***** DATA SUPPLIED *****

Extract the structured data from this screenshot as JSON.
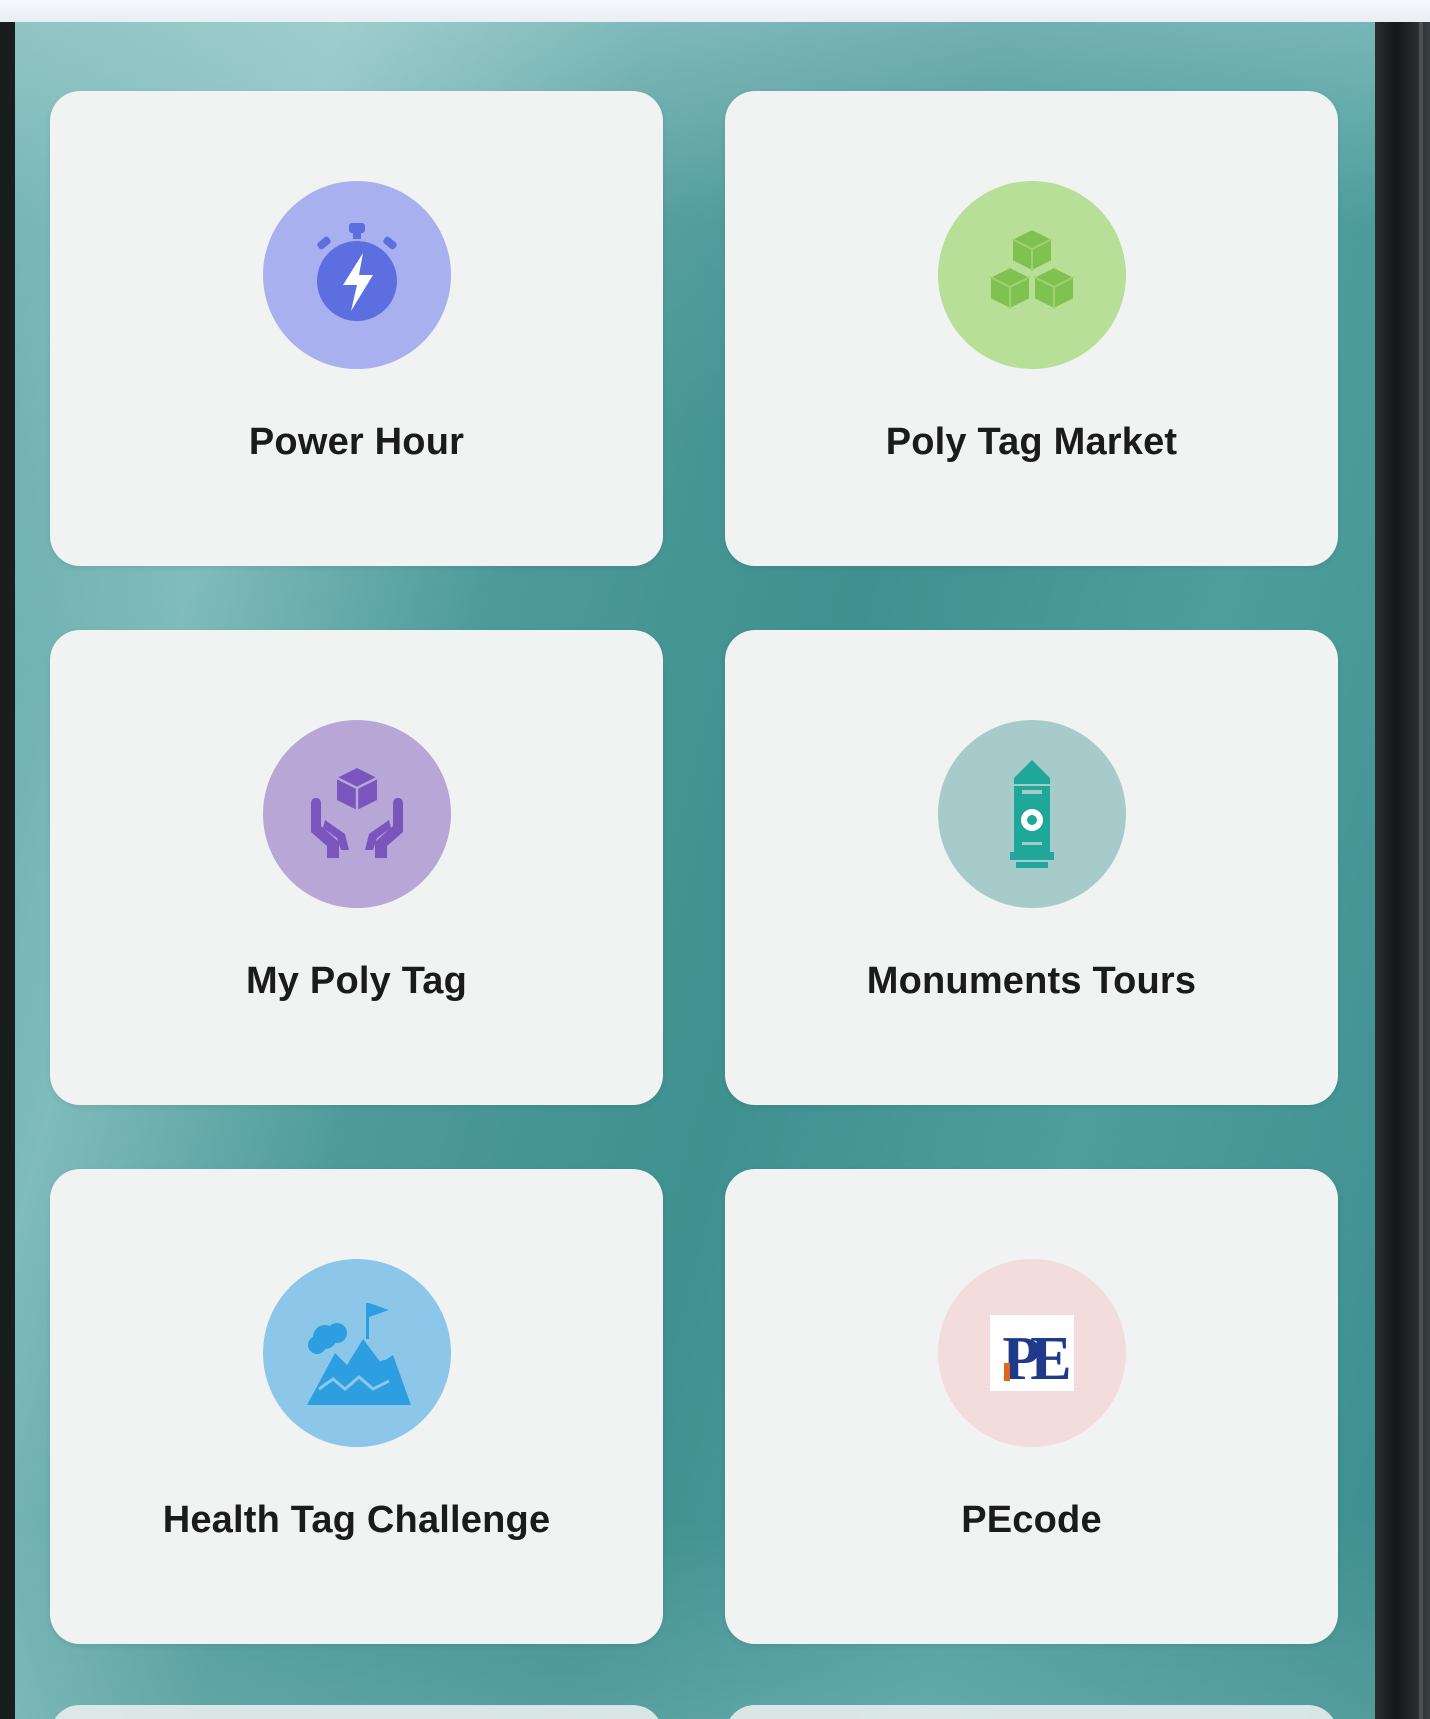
{
  "tiles": [
    {
      "label": "Power Hour",
      "icon": "stopwatch-bolt-icon",
      "circle_color": "#a9b0ef",
      "icon_color": "#5c6ee0"
    },
    {
      "label": "Poly Tag Market",
      "icon": "cubes-icon",
      "circle_color": "#b7df98",
      "icon_color": "#7fc24f"
    },
    {
      "label": "My Poly Tag",
      "icon": "hands-cube-icon",
      "circle_color": "#b7a6d6",
      "icon_color": "#7a55bd"
    },
    {
      "label": "Monuments Tours",
      "icon": "monument-tower-icon",
      "circle_color": "#a7cbcb",
      "icon_color": "#1fa89a"
    },
    {
      "label": "Health Tag Challenge",
      "icon": "mountain-flag-icon",
      "circle_color": "#8cc7ea",
      "icon_color": "#2d9fe0"
    },
    {
      "label": "PEcode",
      "icon": "pe-logo-icon",
      "logo_text": "PE",
      "circle_color": "#f3dcdc",
      "icon_color": "#1f3a8a",
      "accent_color": "#e0651d"
    }
  ]
}
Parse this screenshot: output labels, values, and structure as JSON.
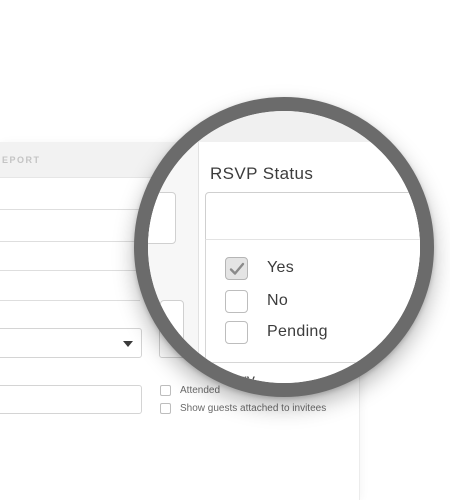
{
  "background_form": {
    "header_label": "EPORT",
    "checkboxes": [
      {
        "label": "Attended",
        "checked": false
      },
      {
        "label": "Show guests attached to invitees",
        "checked": false
      }
    ]
  },
  "magnifier": {
    "section_title": "RSVP Status",
    "options": [
      {
        "label": "Yes",
        "checked": true
      },
      {
        "label": "No",
        "checked": false
      },
      {
        "label": "Pending",
        "checked": false
      }
    ],
    "next_section_partial": "ory"
  },
  "colors": {
    "magnifier_ring": "#6b6b6b",
    "header_bg": "#f2f2f2",
    "checked_fill": "#e4e4e4"
  }
}
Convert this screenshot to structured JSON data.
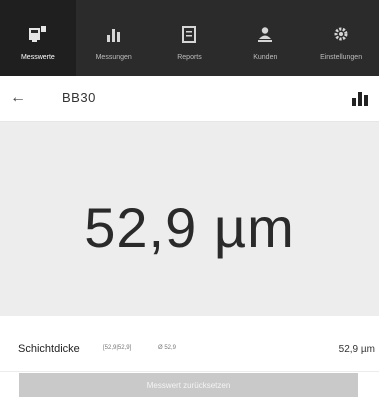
{
  "nav": {
    "items": [
      {
        "label": "Messwerte",
        "icon": "measurements-icon",
        "active": true
      },
      {
        "label": "Messungen",
        "icon": "bar-chart-icon",
        "active": false
      },
      {
        "label": "Reports",
        "icon": "document-icon",
        "active": false
      },
      {
        "label": "Kunden",
        "icon": "person-upload-icon",
        "active": false
      },
      {
        "label": "Einstellungen",
        "icon": "gear-icon",
        "active": false
      }
    ]
  },
  "header": {
    "back_icon": "back-arrow-icon",
    "title": "BB30",
    "chart_icon": "bar-chart-icon"
  },
  "reading": {
    "value": "52,9 µm"
  },
  "parameter": {
    "label": "Schichtdicke",
    "range": "[52,9|52,9]",
    "average": "Ø 52,9",
    "value": "52,9 µm"
  },
  "actions": {
    "delete_label": "Messwert zurücksetzen"
  }
}
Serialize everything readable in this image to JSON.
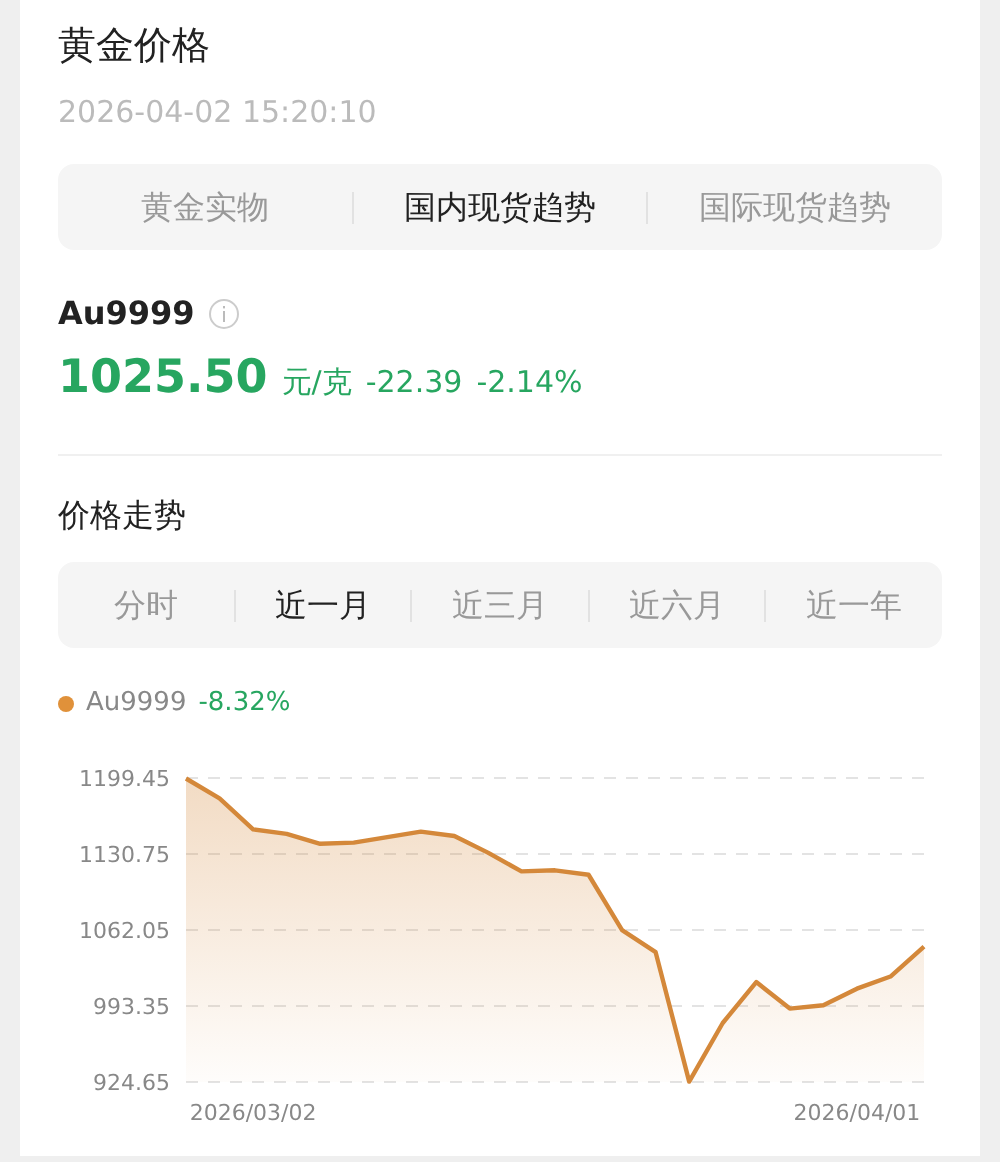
{
  "title": "黄金价格",
  "timestamp": "2026-04-02 15:20:10",
  "tabs": [
    {
      "label": "黄金实物",
      "selected": false
    },
    {
      "label": "国内现货趋势",
      "selected": true
    },
    {
      "label": "国际现货趋势",
      "selected": false
    }
  ],
  "quote": {
    "symbol": "Au9999",
    "price": "1025.50",
    "unit": "元/克",
    "change": "-22.39",
    "change_percent": "-2.14%"
  },
  "trend": {
    "title": "价格走势",
    "ranges": [
      {
        "label": "分时",
        "selected": false
      },
      {
        "label": "近一月",
        "selected": true
      },
      {
        "label": "近三月",
        "selected": false
      },
      {
        "label": "近六月",
        "selected": false
      },
      {
        "label": "近一年",
        "selected": false
      }
    ],
    "legend": {
      "change": "-8.32%",
      "color": "#e0913a"
    },
    "chart_data": {
      "type": "area",
      "categories": [
        null,
        null,
        "2026/03/02",
        null,
        null,
        null,
        null,
        null,
        null,
        null,
        null,
        null,
        null,
        null,
        null,
        null,
        null,
        null,
        null,
        null,
        "2026/04/01",
        null,
        null
      ],
      "series": [
        {
          "name": "Au9999",
          "color": "#d4883a",
          "values": [
            1199,
            1181,
            1153,
            1149,
            1140,
            1141,
            1146,
            1151,
            1147,
            1132,
            1115,
            1116,
            1112,
            1062,
            1042,
            925,
            978,
            1015,
            991,
            994,
            1009,
            1020,
            1047
          ]
        }
      ],
      "grid": true,
      "ylim": [
        924.65,
        1199.45
      ],
      "yticks": [
        924.65,
        993.35,
        1062.05,
        1130.75,
        1199.45
      ]
    }
  }
}
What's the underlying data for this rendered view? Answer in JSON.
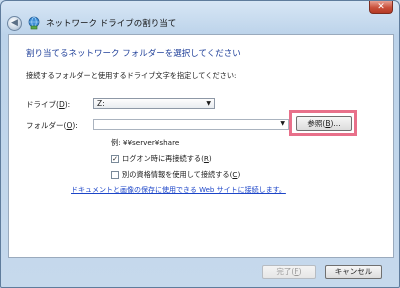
{
  "window": {
    "title": "ネットワーク ドライブの割り当て",
    "close_symbol": "✕"
  },
  "main": {
    "heading": "割り当てるネットワーク フォルダーを選択してください",
    "instruction": "接続するフォルダーと使用するドライブ文字を指定してください:",
    "drive_label_prefix": "ドライブ(",
    "drive_label_key": "D",
    "drive_label_suffix": "):",
    "drive_value": "Z:",
    "folder_label_prefix": "フォルダー(",
    "folder_label_key": "O",
    "folder_label_suffix": "):",
    "folder_value": "",
    "browse_prefix": "参照(",
    "browse_key": "B",
    "browse_suffix": ")...",
    "example": "例: ¥¥server¥share",
    "reconnect_prefix": "ログオン時に再接続する(",
    "reconnect_key": "R",
    "reconnect_suffix": ")",
    "reconnect_checked": true,
    "credentials_prefix": "別の資格情報を使用して接続する(",
    "credentials_key": "C",
    "credentials_suffix": ")",
    "credentials_checked": false,
    "link": "ドキュメントと画像の保存に使用できる Web サイトに接続します。"
  },
  "footer": {
    "finish_prefix": "完了(",
    "finish_key": "F",
    "finish_suffix": ")",
    "cancel": "キャンセル"
  },
  "icons": {
    "back": "back-arrow-icon",
    "network": "network-drive-icon",
    "dropdown": "chevron-down-icon"
  },
  "colors": {
    "heading": "#1f3f99",
    "link": "#1c45c8",
    "highlight": "#e8708a",
    "close": "#c9503b"
  }
}
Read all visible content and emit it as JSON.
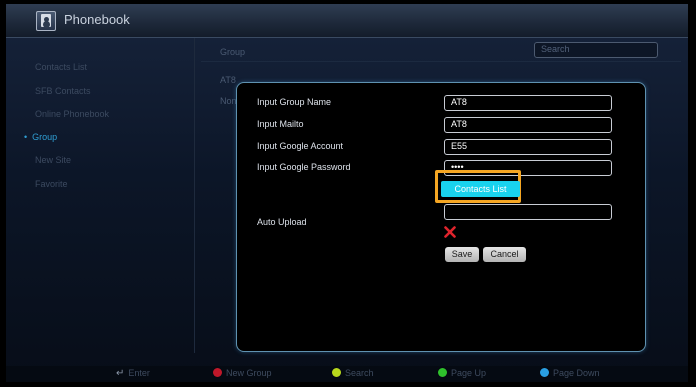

*****

Report the number of lines in the entries above that include the word "arrow" and add nothing to it.

→ **ANSWER FOR THIS EXERCISE**
2